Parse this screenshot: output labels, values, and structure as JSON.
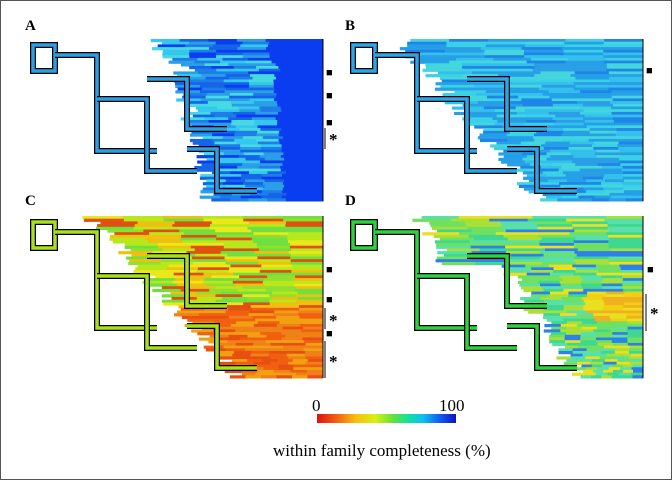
{
  "panels": [
    {
      "label": "A",
      "branch_color": "#2a9fe6",
      "palette": [
        "#1565e8",
        "#0a3cf0",
        "#2a9fe6",
        "#35c8ef",
        "#1e7de9",
        "#48d8e0"
      ]
    },
    {
      "label": "B",
      "branch_color": "#28a8ea",
      "palette": [
        "#34c0ec",
        "#2a9fe6",
        "#3ad0e6",
        "#23a0e8",
        "#44d6dc",
        "#1f85e6"
      ]
    },
    {
      "label": "C",
      "branch_color": "#a8e020",
      "palette": [
        "#b8e81c",
        "#e8e81a",
        "#90e030",
        "#f0c010",
        "#70e040",
        "#e05010"
      ]
    },
    {
      "label": "D",
      "branch_color": "#30d040",
      "palette": [
        "#70e060",
        "#a8e038",
        "#40d890",
        "#e8e020",
        "#58e0a8",
        "#2f80e8"
      ]
    }
  ],
  "legend": {
    "min_label": "0",
    "max_label": "100",
    "title": "within family completeness (%)",
    "colors": [
      "#e01010",
      "#f06010",
      "#f8c010",
      "#d8f010",
      "#60e040",
      "#10e0a0",
      "#10c0f0",
      "#1060f0",
      "#1010c0"
    ]
  },
  "markers": {
    "square": "■",
    "star": "*"
  }
}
# # #
| EXERCISE |
Every line above should be returned exactly; the pictures stay out.

| THE ANSWER |
Parse this screenshot: output labels, values, and structure as JSON.
{
  "panels": [
    {
      "label": "A",
      "branch_color": "#2a9fe6",
      "palette": [
        "#1565e8",
        "#0a3cf0",
        "#2a9fe6",
        "#35c8ef",
        "#1e7de9",
        "#48d8e0"
      ]
    },
    {
      "label": "B",
      "branch_color": "#28a8ea",
      "palette": [
        "#34c0ec",
        "#2a9fe6",
        "#3ad0e6",
        "#23a0e8",
        "#44d6dc",
        "#1f85e6"
      ]
    },
    {
      "label": "C",
      "branch_color": "#a8e020",
      "palette": [
        "#b8e81c",
        "#e8e81a",
        "#90e030",
        "#f0c010",
        "#70e040",
        "#e05010"
      ]
    },
    {
      "label": "D",
      "branch_color": "#30d040",
      "palette": [
        "#70e060",
        "#a8e038",
        "#40d890",
        "#e8e020",
        "#58e0a8",
        "#2f80e8"
      ]
    }
  ],
  "legend": {
    "min_label": "0",
    "max_label": "100",
    "title": "within family completeness (%)",
    "colors": [
      "#e01010",
      "#f06010",
      "#f8c010",
      "#d8f010",
      "#60e040",
      "#10e0a0",
      "#10c0f0",
      "#1060f0",
      "#1010c0"
    ]
  },
  "markers": {
    "square": "■",
    "star": "*"
  }
}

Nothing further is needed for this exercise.